→ WHAT IS EXPECTED
Show each line of the data below that has the string "matrimonio" in it.

(Stored records)
☆ ☆ ☆ ☆ ☆ ☆ ☆
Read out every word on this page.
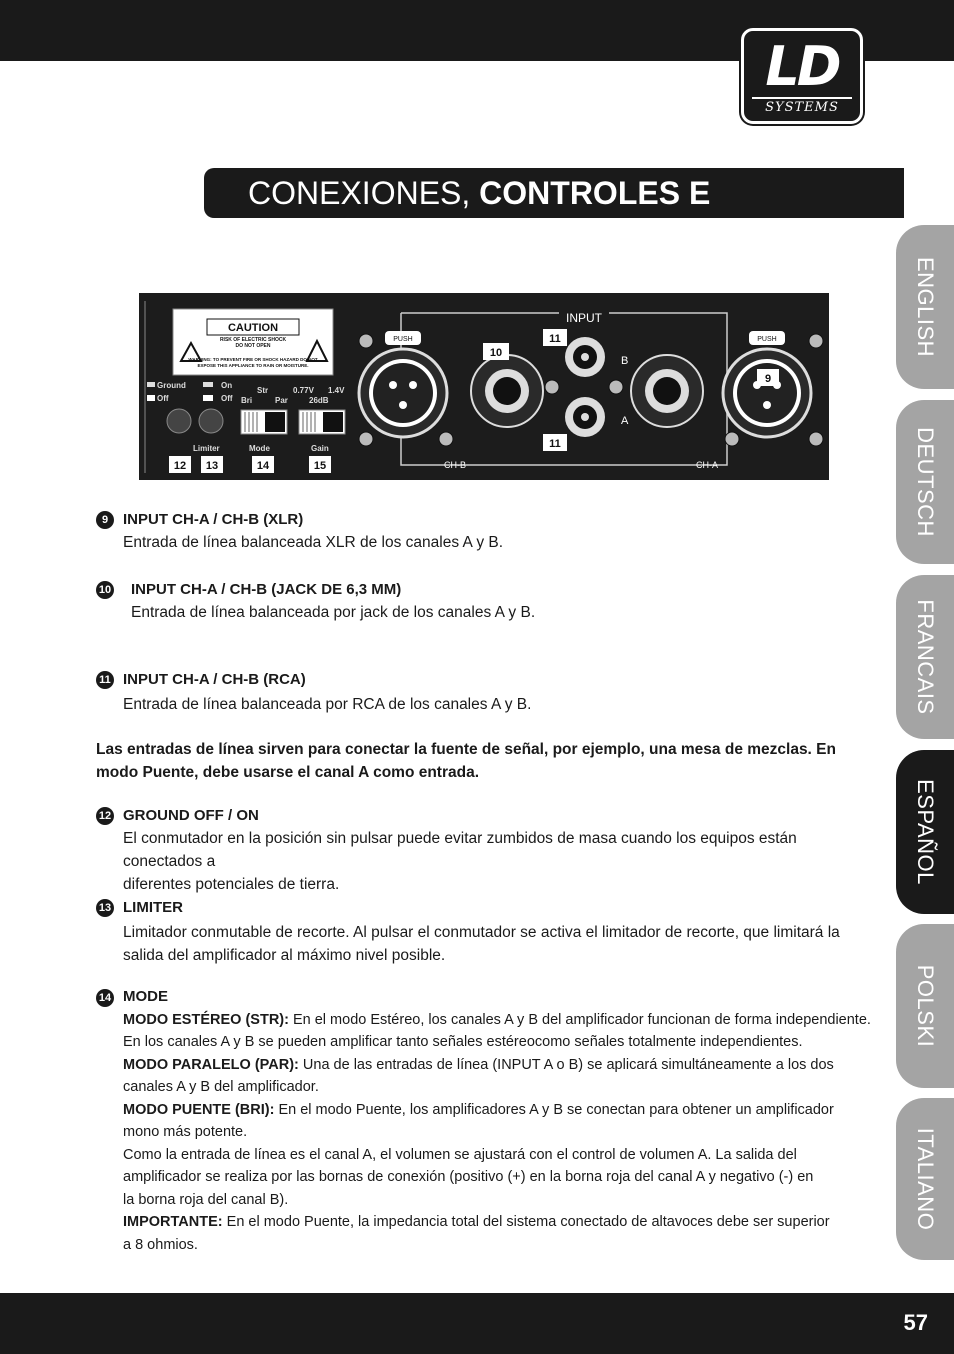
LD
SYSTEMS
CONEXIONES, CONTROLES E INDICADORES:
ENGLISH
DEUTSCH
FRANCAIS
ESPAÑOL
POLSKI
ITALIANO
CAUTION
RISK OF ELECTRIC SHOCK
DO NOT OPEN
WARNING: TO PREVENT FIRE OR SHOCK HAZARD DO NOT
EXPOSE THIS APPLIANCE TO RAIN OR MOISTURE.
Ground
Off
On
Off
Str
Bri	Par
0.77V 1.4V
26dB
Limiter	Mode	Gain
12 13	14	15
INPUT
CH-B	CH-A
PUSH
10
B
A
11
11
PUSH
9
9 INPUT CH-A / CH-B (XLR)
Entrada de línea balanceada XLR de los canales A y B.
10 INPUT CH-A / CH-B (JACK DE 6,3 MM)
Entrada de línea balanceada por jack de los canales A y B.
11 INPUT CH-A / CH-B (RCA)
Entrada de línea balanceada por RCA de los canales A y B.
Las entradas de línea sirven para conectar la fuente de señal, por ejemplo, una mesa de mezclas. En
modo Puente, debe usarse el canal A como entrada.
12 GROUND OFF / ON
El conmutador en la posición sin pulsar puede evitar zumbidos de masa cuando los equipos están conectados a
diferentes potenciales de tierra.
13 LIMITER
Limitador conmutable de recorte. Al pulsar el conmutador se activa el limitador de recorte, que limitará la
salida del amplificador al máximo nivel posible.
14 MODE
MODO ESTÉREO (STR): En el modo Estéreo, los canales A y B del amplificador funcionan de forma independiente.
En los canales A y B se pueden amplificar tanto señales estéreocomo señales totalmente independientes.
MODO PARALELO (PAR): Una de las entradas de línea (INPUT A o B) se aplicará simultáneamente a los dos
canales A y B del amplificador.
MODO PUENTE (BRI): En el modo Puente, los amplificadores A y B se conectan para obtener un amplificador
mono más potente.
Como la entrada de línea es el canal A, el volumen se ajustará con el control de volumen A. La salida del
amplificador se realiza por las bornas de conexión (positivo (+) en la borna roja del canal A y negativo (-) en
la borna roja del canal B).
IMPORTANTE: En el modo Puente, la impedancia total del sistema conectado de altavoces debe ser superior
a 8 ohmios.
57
☆ ☆ ☆ ☆ ☆ ☆ ☆
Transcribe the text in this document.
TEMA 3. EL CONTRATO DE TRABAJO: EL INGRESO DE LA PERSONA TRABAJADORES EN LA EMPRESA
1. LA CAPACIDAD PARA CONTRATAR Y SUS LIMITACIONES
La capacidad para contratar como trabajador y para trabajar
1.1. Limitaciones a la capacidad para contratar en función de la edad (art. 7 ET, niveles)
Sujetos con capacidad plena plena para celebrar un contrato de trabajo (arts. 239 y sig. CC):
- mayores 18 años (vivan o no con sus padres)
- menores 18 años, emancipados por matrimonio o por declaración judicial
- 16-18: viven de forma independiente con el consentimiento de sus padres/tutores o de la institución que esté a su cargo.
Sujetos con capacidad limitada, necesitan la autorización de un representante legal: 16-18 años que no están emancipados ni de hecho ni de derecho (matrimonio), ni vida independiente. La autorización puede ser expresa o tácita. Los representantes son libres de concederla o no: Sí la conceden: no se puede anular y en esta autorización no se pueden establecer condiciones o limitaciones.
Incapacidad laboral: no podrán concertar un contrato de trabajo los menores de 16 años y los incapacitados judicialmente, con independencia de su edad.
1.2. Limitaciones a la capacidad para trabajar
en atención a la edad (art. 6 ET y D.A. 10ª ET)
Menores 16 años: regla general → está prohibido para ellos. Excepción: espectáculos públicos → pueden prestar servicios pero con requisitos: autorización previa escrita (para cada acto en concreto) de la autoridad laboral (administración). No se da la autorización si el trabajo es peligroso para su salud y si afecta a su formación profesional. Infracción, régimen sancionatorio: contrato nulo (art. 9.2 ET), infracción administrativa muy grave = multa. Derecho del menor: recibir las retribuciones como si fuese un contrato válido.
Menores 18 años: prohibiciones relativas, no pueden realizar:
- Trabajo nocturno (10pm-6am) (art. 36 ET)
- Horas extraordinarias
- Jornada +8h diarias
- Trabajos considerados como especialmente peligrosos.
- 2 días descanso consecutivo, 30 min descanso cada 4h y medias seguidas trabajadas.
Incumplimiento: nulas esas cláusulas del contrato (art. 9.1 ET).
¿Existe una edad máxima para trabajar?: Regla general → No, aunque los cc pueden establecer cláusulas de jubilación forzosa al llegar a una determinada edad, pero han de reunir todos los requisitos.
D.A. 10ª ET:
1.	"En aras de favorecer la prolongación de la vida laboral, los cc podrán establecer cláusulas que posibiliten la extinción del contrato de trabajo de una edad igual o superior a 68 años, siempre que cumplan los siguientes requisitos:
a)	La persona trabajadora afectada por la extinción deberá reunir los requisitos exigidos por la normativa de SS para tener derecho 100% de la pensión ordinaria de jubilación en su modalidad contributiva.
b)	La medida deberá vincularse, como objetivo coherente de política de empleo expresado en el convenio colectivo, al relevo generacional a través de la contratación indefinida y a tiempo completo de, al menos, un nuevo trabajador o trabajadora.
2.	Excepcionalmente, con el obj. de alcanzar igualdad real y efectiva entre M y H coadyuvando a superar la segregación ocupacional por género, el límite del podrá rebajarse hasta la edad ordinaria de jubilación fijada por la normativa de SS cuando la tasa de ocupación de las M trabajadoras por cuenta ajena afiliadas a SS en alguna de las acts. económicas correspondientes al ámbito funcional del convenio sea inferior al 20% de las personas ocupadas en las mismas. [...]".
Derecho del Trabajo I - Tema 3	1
☆ ☆ ☆ ☆ ☆ ☆ ☆
→ ANSWER TO THIS TASK
- menores 18 años, emancipados por matrimonio o por declaración judicial
Sujetos con capacidad limitada, necesitan la autorización de un representante legal: 16-18 años que no están emancipados ni de hecho ni de derecho (matrimonio), ni vida independiente. La autorización puede ser expresa o tácita. Los representantes son libres de concederla o no: Sí la conceden: no se puede anular y en esta autorización no se pueden establecer condiciones o limitaciones.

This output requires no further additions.